### The problem:
Set all the material down again unchanged, without the pictures.

### Stored records:
········

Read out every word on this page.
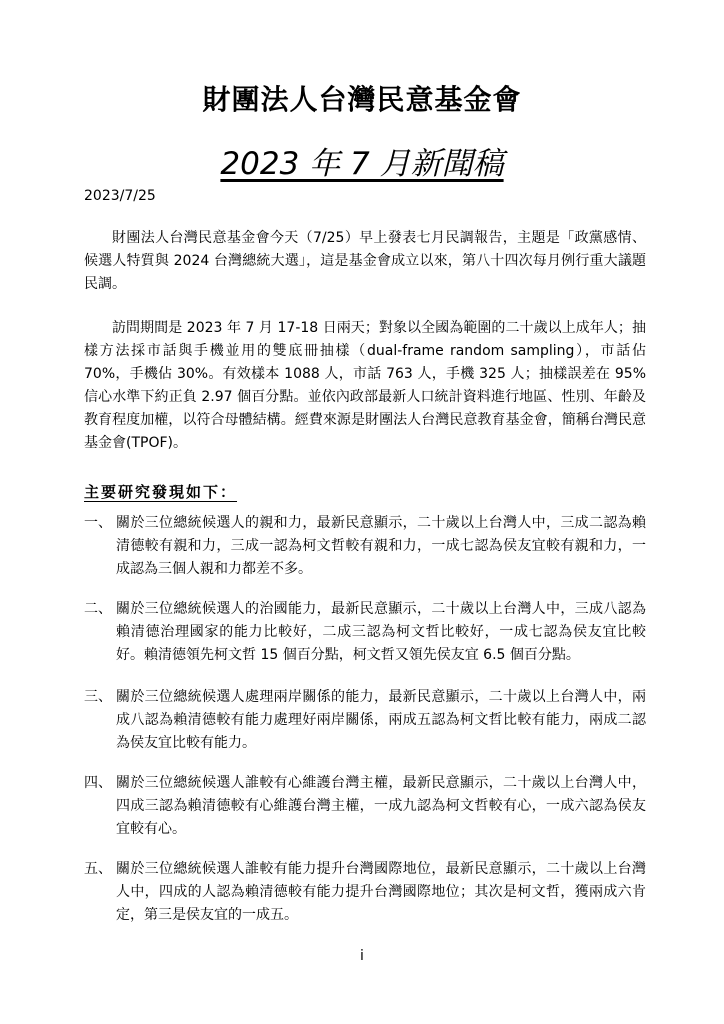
財團法人台灣民意基金會
2023 年 7 月新聞稿
2023/7/25

財團法人台灣民意基金會今天（7/25）早上發表七月民調報告，主題是「政黨感情、候選人特質與 2024 台灣總統大選」，這是基金會成立以來，第八十四次每月例行重大議題民調。

訪問期間是 2023 年 7 月 17-18 日兩天；對象以全國為範圍的二十歲以上成年人；抽樣方法採市話與手機並用的雙底冊抽樣（dual-frame random sampling），市話佔 70%，手機佔 30%。有效樣本 1088 人，市話 763 人，手機 325 人；抽樣誤差在 95%信心水準下約正負 2.97 個百分點。並依內政部最新人口統計資料進行地區、性別、年齡及教育程度加權，以符合母體結構。經費來源是財團法人台灣民意教育基金會，簡稱台灣民意基金會(TPOF)。

主要研究發現如下：
一、 關於三位總統候選人的親和力，最新民意顯示，二十歲以上台灣人中，三成二認為賴清德較有親和力，三成一認為柯文哲較有親和力，一成七認為侯友宜較有親和力，一成認為三個人親和力都差不多。
二、 關於三位總統候選人的治國能力，最新民意顯示，二十歲以上台灣人中，三成八認為賴清德治理國家的能力比較好，二成三認為柯文哲比較好，一成七認為侯友宜比較好。賴清德領先柯文哲 15 個百分點，柯文哲又領先侯友宜 6.5 個百分點。
三、 關於三位總統候選人處理兩岸關係的能力，最新民意顯示，二十歲以上台灣人中，兩成八認為賴清德較有能力處理好兩岸關係，兩成五認為柯文哲比較有能力，兩成二認為侯友宜比較有能力。
四、 關於三位總統候選人誰較有心維護台灣主權，最新民意顯示，二十歲以上台灣人中，四成三認為賴清德較有心維護台灣主權，一成九認為柯文哲較有心，一成六認為侯友宜較有心。
五、 關於三位總統候選人誰較有能力提升台灣國際地位，最新民意顯示，二十歲以上台灣人中，四成的人認為賴清德較有能力提升台灣國際地位；其次是柯文哲，獲兩成六肯定，第三是侯友宜的一成五。
i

········

### Task solution:
Read out every word on this page.
財團法人台灣民意基金會
2023 年 7 月新聞稿
2023/7/25

財團法人台灣民意基金會今天（7/25）早上發表七月民調報告，主題是「政黨感情、候選人特質與 2024 台灣總統大選」，這是基金會成立以來，第八十四次每月例行重大議題民調。

訪問期間是 2023 年 7 月 17-18 日兩天；對象以全國為範圍的二十歲以上成年人；抽樣方法採市話與手機並用的雙底冊抽樣（dual-frame random sampling），市話佔 70%，手機佔 30%。有效樣本 1088 人，市話 763 人，手機 325 人；抽樣誤差在 95%信心水準下約正負 2.97 個百分點。並依內政部最新人口統計資料進行地區、性別、年齡及教育程度加權，以符合母體結構。經費來源是財團法人台灣民意教育基金會，簡稱台灣民意基金會(TPOF)。

主要研究發現如下：
一、 關於三位總統候選人的親和力，最新民意顯示，二十歲以上台灣人中，三成二認為賴清德較有親和力，三成一認為柯文哲較有親和力，一成七認為侯友宜較有親和力，一成認為三個人親和力都差不多。
二、 關於三位總統候選人的治國能力，最新民意顯示，二十歲以上台灣人中，三成八認為賴清德治理國家的能力比較好，二成三認為柯文哲比較好，一成七認為侯友宜比較好。賴清德領先柯文哲 15 個百分點，柯文哲又領先侯友宜 6.5 個百分點。
三、 關於三位總統候選人處理兩岸關係的能力，最新民意顯示，二十歲以上台灣人中，兩成八認為賴清德較有能力處理好兩岸關係，兩成五認為柯文哲比較有能力，兩成二認為侯友宜比較有能力。
四、 關於三位總統候選人誰較有心維護台灣主權，最新民意顯示，二十歲以上台灣人中，四成三認為賴清德較有心維護台灣主權，一成九認為柯文哲較有心，一成六認為侯友宜較有心。
五、 關於三位總統候選人誰較有能力提升台灣國際地位，最新民意顯示，二十歲以上台灣人中，四成的人認為賴清德較有能力提升台灣國際地位；其次是柯文哲，獲兩成六肯定，第三是侯友宜的一成五。
i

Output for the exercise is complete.